Excerpt —
━━━━━━━━

EE's may just not be impressed by music and sound the way I am. Fine. I'm not impressed by clever math formulas like they are. I think in this sense, thay have no business commenting on something they do not understand, not about the equipment and math, but about people. Small details are everything in anything. It's not about better, it's about what I like. I agree with one, it is a chase. I for one, wish I would finally find it.

I also think maybe audiophilia (to borrow a term) does have A LOT to do with stuff that has nothing to do with sound and how one hears it. All else equal, I want the thing costing $10 more, but looks trick, and sounds less to my preference (by up to 2-3%), than I do the yuck job for less that sounds slightly better. By the same token, I don't care how good it looks, it better sound good too, or it can't stay. But again, personal human preferences that just as easily translates into anything else. I'm a walking dichotomy.

━━━━━━━━

(Structured page-parsing data)
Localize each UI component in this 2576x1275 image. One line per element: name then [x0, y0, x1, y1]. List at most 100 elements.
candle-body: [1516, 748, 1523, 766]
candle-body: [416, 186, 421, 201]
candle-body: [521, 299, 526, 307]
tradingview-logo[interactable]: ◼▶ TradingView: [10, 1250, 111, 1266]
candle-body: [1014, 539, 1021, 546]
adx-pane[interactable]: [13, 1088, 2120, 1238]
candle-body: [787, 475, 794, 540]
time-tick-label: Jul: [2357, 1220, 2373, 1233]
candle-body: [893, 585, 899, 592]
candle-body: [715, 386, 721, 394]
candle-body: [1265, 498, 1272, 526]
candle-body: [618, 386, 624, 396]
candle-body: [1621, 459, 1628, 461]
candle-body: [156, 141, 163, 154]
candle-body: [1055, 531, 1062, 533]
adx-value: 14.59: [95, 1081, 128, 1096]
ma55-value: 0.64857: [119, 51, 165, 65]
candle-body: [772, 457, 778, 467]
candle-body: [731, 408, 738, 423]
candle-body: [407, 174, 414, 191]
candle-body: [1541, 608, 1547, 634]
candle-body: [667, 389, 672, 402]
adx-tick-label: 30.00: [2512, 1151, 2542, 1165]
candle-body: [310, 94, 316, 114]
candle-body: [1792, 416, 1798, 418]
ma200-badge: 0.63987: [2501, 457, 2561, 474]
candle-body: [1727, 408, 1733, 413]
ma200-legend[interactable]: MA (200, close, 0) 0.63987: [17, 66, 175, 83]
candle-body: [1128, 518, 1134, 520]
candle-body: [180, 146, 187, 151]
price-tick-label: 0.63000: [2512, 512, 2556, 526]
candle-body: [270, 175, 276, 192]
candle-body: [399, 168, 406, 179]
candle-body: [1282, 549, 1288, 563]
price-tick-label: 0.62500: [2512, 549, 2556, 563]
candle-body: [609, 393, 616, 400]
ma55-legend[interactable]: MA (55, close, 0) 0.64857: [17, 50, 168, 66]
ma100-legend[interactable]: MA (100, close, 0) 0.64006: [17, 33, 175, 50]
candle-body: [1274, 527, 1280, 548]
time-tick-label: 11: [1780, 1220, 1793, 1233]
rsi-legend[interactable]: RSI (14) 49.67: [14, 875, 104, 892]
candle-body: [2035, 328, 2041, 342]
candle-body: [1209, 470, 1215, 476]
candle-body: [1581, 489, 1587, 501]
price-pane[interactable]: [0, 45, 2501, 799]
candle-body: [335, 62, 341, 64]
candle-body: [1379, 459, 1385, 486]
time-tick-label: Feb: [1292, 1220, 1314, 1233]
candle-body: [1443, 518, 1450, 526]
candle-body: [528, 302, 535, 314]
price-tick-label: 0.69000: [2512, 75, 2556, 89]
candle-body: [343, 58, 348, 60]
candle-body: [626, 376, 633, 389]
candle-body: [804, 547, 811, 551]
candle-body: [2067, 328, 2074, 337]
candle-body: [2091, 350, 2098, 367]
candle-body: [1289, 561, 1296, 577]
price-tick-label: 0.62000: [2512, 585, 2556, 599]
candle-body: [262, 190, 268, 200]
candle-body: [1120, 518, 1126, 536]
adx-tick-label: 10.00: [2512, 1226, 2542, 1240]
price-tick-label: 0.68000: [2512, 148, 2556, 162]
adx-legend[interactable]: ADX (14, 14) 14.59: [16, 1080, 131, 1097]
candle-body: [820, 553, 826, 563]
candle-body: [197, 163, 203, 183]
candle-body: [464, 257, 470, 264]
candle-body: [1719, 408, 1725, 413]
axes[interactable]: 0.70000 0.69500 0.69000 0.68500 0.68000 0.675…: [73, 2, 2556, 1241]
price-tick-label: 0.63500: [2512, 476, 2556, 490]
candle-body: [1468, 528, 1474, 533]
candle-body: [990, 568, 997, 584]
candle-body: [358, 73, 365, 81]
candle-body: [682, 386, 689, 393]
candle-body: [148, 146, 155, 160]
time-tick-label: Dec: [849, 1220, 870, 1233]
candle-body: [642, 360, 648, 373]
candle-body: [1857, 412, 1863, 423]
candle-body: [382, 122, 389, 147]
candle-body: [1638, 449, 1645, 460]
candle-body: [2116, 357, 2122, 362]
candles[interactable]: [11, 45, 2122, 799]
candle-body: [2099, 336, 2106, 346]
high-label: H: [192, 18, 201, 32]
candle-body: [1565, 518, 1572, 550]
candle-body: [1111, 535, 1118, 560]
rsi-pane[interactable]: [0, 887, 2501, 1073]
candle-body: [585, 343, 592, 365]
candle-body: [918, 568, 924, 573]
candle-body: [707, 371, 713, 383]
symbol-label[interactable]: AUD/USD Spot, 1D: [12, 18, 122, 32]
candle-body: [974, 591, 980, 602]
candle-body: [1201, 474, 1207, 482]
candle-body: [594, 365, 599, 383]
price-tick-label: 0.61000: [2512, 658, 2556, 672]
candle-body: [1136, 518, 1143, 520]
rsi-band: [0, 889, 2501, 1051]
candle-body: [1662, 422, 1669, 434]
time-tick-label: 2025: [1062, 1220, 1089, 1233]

━━━━━━━━

Your objective — Translate this sentence from the excerpt on audiophilia into Spanish: "It's not about better, it's about what I like."

Your solution — No se trata de qué es mejor, sino de lo que me gusta.